Given task: Check every line below for the word "ffffff" and copy each one that has it.
**** Material for this task
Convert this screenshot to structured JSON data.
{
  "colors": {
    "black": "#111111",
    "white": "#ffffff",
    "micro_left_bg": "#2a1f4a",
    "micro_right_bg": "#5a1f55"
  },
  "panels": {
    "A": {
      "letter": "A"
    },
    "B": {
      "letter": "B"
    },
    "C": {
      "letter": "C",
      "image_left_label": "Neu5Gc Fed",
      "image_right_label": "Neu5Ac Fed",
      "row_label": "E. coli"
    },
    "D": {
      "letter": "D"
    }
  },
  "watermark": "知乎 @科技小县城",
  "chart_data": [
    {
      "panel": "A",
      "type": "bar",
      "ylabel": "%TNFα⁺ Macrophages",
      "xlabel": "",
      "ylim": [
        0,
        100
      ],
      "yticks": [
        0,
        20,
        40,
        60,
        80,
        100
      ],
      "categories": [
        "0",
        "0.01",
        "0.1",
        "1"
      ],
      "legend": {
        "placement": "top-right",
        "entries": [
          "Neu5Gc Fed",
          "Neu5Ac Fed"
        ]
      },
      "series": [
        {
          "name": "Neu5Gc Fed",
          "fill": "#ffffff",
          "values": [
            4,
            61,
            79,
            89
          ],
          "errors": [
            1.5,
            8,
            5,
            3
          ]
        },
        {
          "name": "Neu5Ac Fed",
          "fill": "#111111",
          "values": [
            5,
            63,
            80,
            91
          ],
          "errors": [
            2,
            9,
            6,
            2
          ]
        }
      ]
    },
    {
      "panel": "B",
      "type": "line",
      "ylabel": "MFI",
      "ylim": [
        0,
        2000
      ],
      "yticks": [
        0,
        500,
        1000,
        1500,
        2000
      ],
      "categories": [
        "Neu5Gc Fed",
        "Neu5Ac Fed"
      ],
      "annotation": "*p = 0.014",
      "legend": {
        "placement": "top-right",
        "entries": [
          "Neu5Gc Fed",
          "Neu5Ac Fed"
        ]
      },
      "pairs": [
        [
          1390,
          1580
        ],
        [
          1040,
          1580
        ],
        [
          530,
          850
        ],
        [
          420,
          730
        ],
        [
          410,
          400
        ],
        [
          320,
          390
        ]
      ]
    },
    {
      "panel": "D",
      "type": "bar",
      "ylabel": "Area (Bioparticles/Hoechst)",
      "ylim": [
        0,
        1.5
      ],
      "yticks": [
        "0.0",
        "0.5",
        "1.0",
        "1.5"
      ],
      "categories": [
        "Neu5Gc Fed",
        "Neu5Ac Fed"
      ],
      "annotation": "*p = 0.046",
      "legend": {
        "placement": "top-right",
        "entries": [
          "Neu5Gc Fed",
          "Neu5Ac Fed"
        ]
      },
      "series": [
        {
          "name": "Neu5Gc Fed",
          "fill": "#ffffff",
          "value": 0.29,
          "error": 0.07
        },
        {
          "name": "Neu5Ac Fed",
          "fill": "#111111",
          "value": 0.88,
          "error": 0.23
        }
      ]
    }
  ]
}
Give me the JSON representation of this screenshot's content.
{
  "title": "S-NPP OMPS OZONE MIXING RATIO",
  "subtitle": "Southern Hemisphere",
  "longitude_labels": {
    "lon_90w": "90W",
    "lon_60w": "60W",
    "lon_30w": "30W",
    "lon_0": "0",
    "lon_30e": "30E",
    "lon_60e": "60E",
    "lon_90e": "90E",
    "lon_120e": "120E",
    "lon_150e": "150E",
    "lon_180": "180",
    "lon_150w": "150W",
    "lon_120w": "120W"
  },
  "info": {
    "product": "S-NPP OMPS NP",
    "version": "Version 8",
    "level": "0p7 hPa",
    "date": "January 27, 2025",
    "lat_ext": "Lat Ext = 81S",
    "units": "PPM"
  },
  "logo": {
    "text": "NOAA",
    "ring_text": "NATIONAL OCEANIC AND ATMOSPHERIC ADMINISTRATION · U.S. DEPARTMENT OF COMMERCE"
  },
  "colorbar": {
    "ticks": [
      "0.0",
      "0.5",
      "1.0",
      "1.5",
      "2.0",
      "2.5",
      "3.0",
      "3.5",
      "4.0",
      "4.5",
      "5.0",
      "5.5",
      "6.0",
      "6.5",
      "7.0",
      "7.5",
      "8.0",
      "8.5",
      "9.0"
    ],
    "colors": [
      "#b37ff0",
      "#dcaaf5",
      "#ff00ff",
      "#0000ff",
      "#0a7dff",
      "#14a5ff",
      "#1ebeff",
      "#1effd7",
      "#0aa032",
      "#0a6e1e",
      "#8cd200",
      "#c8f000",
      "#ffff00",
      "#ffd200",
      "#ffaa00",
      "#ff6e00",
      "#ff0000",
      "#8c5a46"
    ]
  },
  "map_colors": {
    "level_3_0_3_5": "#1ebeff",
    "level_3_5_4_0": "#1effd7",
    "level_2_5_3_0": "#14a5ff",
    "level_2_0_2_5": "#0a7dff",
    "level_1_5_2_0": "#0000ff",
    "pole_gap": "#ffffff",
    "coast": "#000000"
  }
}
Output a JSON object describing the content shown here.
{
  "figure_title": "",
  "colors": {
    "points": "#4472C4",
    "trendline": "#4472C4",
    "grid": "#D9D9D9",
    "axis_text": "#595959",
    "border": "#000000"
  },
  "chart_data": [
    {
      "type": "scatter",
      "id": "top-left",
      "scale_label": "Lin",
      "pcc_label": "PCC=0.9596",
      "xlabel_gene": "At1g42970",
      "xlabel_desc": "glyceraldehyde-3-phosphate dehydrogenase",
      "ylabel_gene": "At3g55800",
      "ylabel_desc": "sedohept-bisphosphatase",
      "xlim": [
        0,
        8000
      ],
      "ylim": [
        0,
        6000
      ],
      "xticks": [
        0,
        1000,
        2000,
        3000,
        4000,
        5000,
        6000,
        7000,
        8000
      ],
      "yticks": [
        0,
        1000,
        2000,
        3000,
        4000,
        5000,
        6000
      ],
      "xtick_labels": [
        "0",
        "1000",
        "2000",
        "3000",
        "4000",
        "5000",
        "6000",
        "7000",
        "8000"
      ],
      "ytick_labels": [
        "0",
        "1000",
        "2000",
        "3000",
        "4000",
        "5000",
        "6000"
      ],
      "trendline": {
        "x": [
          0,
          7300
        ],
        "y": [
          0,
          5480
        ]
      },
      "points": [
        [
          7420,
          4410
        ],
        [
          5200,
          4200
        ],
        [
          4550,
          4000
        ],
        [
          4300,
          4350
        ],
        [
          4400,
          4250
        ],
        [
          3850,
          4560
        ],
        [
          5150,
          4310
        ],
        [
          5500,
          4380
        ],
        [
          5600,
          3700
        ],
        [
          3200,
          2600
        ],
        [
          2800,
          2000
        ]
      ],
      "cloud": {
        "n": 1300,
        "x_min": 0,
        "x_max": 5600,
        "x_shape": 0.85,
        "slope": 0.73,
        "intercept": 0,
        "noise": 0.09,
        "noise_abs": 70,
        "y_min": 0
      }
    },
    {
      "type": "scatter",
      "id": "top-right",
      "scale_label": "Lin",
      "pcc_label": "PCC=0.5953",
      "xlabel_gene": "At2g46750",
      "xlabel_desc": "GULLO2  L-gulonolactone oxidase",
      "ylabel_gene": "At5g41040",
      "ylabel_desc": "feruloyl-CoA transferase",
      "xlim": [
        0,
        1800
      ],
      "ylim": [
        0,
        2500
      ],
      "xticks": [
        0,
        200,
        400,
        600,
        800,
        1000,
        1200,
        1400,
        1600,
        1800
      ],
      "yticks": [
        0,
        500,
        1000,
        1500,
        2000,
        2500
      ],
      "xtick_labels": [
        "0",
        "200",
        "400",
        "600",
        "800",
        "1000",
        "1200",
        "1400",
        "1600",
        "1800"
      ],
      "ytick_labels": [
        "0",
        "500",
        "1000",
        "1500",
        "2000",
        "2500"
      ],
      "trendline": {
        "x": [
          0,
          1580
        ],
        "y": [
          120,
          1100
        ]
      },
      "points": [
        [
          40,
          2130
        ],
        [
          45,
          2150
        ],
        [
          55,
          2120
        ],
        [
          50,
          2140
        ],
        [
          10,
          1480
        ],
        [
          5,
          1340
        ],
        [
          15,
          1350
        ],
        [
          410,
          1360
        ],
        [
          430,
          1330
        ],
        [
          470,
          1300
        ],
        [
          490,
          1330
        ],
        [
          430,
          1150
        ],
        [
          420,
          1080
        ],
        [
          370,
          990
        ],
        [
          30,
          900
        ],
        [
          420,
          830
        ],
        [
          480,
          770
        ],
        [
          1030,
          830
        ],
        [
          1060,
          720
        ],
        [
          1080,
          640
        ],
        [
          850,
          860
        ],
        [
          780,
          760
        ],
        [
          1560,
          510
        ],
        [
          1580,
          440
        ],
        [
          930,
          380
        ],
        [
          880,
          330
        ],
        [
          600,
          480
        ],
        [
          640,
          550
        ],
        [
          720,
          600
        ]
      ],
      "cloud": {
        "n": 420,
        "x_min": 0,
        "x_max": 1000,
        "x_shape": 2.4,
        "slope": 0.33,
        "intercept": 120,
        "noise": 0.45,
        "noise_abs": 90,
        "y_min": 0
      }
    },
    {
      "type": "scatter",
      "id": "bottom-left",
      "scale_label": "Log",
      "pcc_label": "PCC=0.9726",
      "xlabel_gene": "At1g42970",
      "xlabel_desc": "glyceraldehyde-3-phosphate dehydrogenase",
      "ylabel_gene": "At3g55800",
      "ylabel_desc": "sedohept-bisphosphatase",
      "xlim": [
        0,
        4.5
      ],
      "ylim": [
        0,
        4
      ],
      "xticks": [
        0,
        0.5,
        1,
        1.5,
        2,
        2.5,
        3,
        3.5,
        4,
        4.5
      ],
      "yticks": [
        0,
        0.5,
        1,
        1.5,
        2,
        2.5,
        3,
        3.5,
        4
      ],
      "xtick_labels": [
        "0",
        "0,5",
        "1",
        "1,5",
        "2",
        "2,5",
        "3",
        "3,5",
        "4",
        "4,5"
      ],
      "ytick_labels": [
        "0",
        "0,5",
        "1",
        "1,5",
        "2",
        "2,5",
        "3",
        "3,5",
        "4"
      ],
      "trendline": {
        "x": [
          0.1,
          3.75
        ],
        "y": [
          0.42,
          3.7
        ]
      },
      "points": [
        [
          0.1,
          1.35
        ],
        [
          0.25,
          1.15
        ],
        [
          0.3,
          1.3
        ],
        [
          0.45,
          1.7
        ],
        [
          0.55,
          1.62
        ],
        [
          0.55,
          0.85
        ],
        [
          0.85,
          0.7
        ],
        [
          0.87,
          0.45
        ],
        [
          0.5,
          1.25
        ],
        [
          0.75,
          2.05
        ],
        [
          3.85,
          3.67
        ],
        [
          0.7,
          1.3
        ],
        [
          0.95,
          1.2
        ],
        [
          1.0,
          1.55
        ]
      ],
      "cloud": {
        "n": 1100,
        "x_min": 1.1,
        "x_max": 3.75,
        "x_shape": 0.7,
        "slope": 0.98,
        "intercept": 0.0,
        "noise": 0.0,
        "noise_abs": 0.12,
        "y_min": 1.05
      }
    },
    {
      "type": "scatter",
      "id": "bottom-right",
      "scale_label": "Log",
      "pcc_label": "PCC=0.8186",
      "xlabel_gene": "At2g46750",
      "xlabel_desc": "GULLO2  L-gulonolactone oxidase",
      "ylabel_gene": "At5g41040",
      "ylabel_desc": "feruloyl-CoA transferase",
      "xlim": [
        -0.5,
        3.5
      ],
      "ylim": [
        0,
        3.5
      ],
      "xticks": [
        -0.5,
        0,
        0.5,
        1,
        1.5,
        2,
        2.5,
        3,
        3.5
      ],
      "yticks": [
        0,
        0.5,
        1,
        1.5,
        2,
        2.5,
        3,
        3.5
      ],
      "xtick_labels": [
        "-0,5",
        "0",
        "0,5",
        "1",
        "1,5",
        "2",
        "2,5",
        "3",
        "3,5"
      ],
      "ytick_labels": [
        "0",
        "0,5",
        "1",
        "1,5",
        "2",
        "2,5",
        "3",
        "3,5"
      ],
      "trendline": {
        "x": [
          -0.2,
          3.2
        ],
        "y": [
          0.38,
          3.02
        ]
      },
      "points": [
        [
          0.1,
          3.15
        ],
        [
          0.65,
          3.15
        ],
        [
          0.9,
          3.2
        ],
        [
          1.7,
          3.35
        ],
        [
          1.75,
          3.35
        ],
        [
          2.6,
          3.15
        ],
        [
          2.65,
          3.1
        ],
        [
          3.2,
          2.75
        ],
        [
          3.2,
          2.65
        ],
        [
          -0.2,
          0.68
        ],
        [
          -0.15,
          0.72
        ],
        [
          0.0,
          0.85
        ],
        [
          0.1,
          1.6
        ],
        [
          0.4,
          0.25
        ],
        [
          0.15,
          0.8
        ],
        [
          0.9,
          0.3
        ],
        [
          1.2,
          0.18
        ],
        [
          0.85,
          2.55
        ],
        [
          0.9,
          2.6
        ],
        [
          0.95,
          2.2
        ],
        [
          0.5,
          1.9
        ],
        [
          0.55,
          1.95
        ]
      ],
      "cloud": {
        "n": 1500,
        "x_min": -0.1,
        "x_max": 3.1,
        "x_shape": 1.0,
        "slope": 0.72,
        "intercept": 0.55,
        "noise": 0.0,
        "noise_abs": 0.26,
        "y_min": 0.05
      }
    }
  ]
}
********
Solved problem:
    "white": "#ffffff",
          "fill": "#ffffff",
          "fill": "#ffffff",
    "pole_gap": "#ffffff",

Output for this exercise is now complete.